§ SET TASK
Output the lines of the records from the one containing "What data populates" through the last, both ends included. Leave pictures out.

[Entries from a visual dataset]
⁂

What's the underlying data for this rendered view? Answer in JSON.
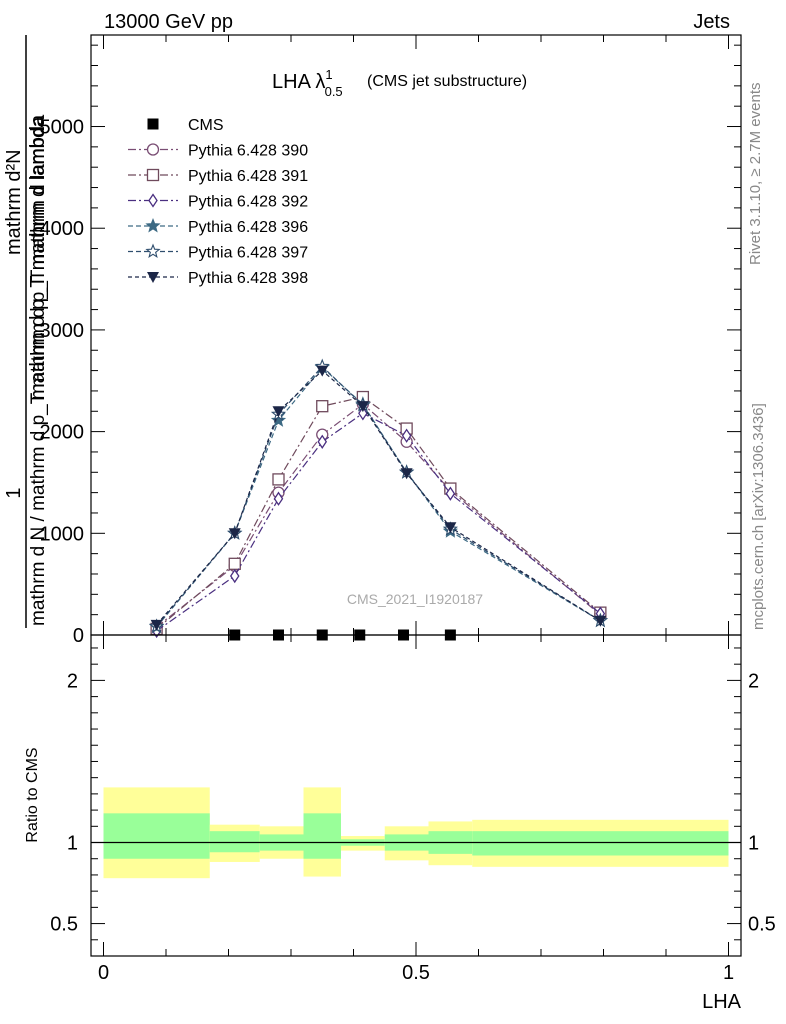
{
  "header": {
    "left": "13000 GeV pp",
    "right": "Jets",
    "side_top": "Rivet 3.1.10, ≥ 2.7M events",
    "side_bottom": "mcplots.cern.ch [arXiv:1306.3436]",
    "watermark": "CMS_2021_I1920187"
  },
  "chart_data": [
    {
      "type": "line",
      "title": "LHA λ",
      "title_sup": "1",
      "title_sub": "0.5",
      "title_suffix": "(CMS jet substructure)",
      "ylabel_top": "1",
      "ylabel_lines": [
        "mathrm d N / mathrm d p_T mathrm d p_T mathrm d lambda",
        "mathrm d²N"
      ],
      "ylim": [
        0,
        5900
      ],
      "yticks": [
        0,
        1000,
        2000,
        3000,
        4000,
        5000
      ],
      "ytick_labels": [
        "0",
        "1000",
        "2000",
        "3000",
        "4000",
        "5000"
      ],
      "xlim": [
        -0.02,
        1.02
      ],
      "grid": false,
      "legend_position": "top-left",
      "series": [
        {
          "name": "CMS",
          "color": "#000000",
          "marker": "square-filled",
          "dash": "none",
          "x": [
            0.21,
            0.28,
            0.35,
            0.41,
            0.48,
            0.555
          ],
          "y": [
            0,
            0,
            0,
            0,
            0,
            0
          ]
        },
        {
          "name": "Pythia 6.428 390",
          "color": "#7a4e74",
          "marker": "circle-open",
          "dash": "8,3,2,3",
          "x": [
            0.085,
            0.21,
            0.28,
            0.35,
            0.415,
            0.485,
            0.555,
            0.795
          ],
          "y": [
            80,
            680,
            1400,
            1970,
            2270,
            1900,
            1420,
            200
          ]
        },
        {
          "name": "Pythia 6.428 391",
          "color": "#6f4a5c",
          "marker": "square-open",
          "dash": "8,3,2,3",
          "x": [
            0.085,
            0.21,
            0.28,
            0.35,
            0.415,
            0.485,
            0.555,
            0.795
          ],
          "y": [
            60,
            700,
            1530,
            2250,
            2340,
            2030,
            1440,
            220
          ]
        },
        {
          "name": "Pythia 6.428 392",
          "color": "#4a2f80",
          "marker": "diamond-open",
          "dash": "8,3,2,3",
          "x": [
            0.085,
            0.21,
            0.28,
            0.35,
            0.415,
            0.485,
            0.555,
            0.795
          ],
          "y": [
            40,
            580,
            1340,
            1900,
            2180,
            1960,
            1390,
            210
          ]
        },
        {
          "name": "Pythia 6.428 396",
          "color": "#3d6a84",
          "marker": "star-filled",
          "dash": "5,3",
          "x": [
            0.085,
            0.21,
            0.28,
            0.35,
            0.415,
            0.485,
            0.555,
            0.795
          ],
          "y": [
            80,
            1000,
            2110,
            2630,
            2270,
            1600,
            1020,
            140
          ]
        },
        {
          "name": "Pythia 6.428 397",
          "color": "#2f4e6e",
          "marker": "star-open",
          "dash": "5,3",
          "x": [
            0.085,
            0.21,
            0.28,
            0.35,
            0.415,
            0.485,
            0.555,
            0.795
          ],
          "y": [
            85,
            1000,
            2170,
            2640,
            2260,
            1600,
            1040,
            140
          ]
        },
        {
          "name": "Pythia 6.428 398",
          "color": "#1b2647",
          "marker": "triangle-down-filled",
          "dash": "4,3",
          "x": [
            0.085,
            0.21,
            0.28,
            0.35,
            0.415,
            0.485,
            0.555,
            0.795
          ],
          "y": [
            100,
            1000,
            2200,
            2600,
            2250,
            1590,
            1060,
            140
          ]
        }
      ]
    },
    {
      "type": "area",
      "ylabel": "Ratio to CMS",
      "xlabel": "LHA",
      "ylim": [
        0.3,
        2.28
      ],
      "yticks": [
        0.5,
        1,
        2
      ],
      "ytick_labels": [
        "0.5",
        "1",
        "2"
      ],
      "xlim": [
        -0.02,
        1.02
      ],
      "xticks": [
        0,
        0.5,
        1
      ],
      "xtick_labels": [
        "0",
        "0.5",
        "1"
      ],
      "reference_line": 1,
      "bands": [
        {
          "x": [
            0.0,
            0.17
          ],
          "inner": [
            0.9,
            1.18
          ],
          "outer": [
            0.78,
            1.34
          ]
        },
        {
          "x": [
            0.17,
            0.25
          ],
          "inner": [
            0.94,
            1.07
          ],
          "outer": [
            0.88,
            1.11
          ]
        },
        {
          "x": [
            0.25,
            0.32
          ],
          "inner": [
            0.95,
            1.05
          ],
          "outer": [
            0.9,
            1.1
          ]
        },
        {
          "x": [
            0.32,
            0.38
          ],
          "inner": [
            0.9,
            1.18
          ],
          "outer": [
            0.79,
            1.34
          ]
        },
        {
          "x": [
            0.38,
            0.45
          ],
          "inner": [
            0.98,
            1.02
          ],
          "outer": [
            0.95,
            1.04
          ]
        },
        {
          "x": [
            0.45,
            0.52
          ],
          "inner": [
            0.95,
            1.05
          ],
          "outer": [
            0.89,
            1.1
          ]
        },
        {
          "x": [
            0.52,
            0.59
          ],
          "inner": [
            0.93,
            1.07
          ],
          "outer": [
            0.86,
            1.13
          ]
        },
        {
          "x": [
            0.59,
            1.0
          ],
          "inner": [
            0.92,
            1.07
          ],
          "outer": [
            0.85,
            1.14
          ]
        }
      ],
      "colors": {
        "inner": "#99ff99",
        "outer": "#ffff99"
      }
    }
  ]
}
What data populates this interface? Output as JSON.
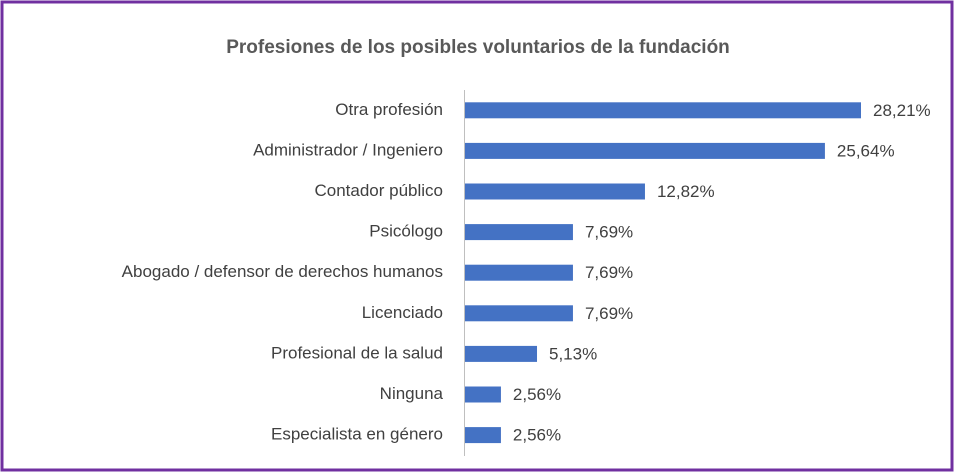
{
  "chart_data": {
    "type": "bar",
    "orientation": "horizontal",
    "title": "Profesiones de los posibles voluntarios de la fundación",
    "categories": [
      "Otra profesión",
      "Administrador / Ingeniero",
      "Contador público",
      "Psicólogo",
      "Abogado / defensor de derechos humanos",
      "Licenciado",
      "Profesional de la salud",
      "Ninguna",
      "Especialista en género"
    ],
    "values": [
      28.21,
      25.64,
      12.82,
      7.69,
      7.69,
      7.69,
      5.13,
      2.56,
      2.56
    ],
    "value_labels": [
      "28,21%",
      "25,64%",
      "12,82%",
      "7,69%",
      "7,69%",
      "7,69%",
      "5,13%",
      "2,56%",
      "2,56%"
    ],
    "color": "#4472c4"
  }
}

⁂

§ TASK OUTPUT
What data populates this interface? Output as JSON.
{
  "chart_data": {
    "type": "bar",
    "orientation": "horizontal",
    "title": "Profesiones de los posibles voluntarios de la fundación",
    "categories": [
      "Otra profesión",
      "Administrador / Ingeniero",
      "Contador público",
      "Psicólogo",
      "Abogado / defensor de derechos humanos",
      "Licenciado",
      "Profesional de la salud",
      "Ninguna",
      "Especialista en género"
    ],
    "values": [
      28.21,
      25.64,
      12.82,
      7.69,
      7.69,
      7.69,
      5.13,
      2.56,
      2.56
    ],
    "value_labels": [
      "28,21%",
      "25,64%",
      "12,82%",
      "7,69%",
      "7,69%",
      "7,69%",
      "5,13%",
      "2,56%",
      "2,56%"
    ],
    "color": "#4472c4"
  }
}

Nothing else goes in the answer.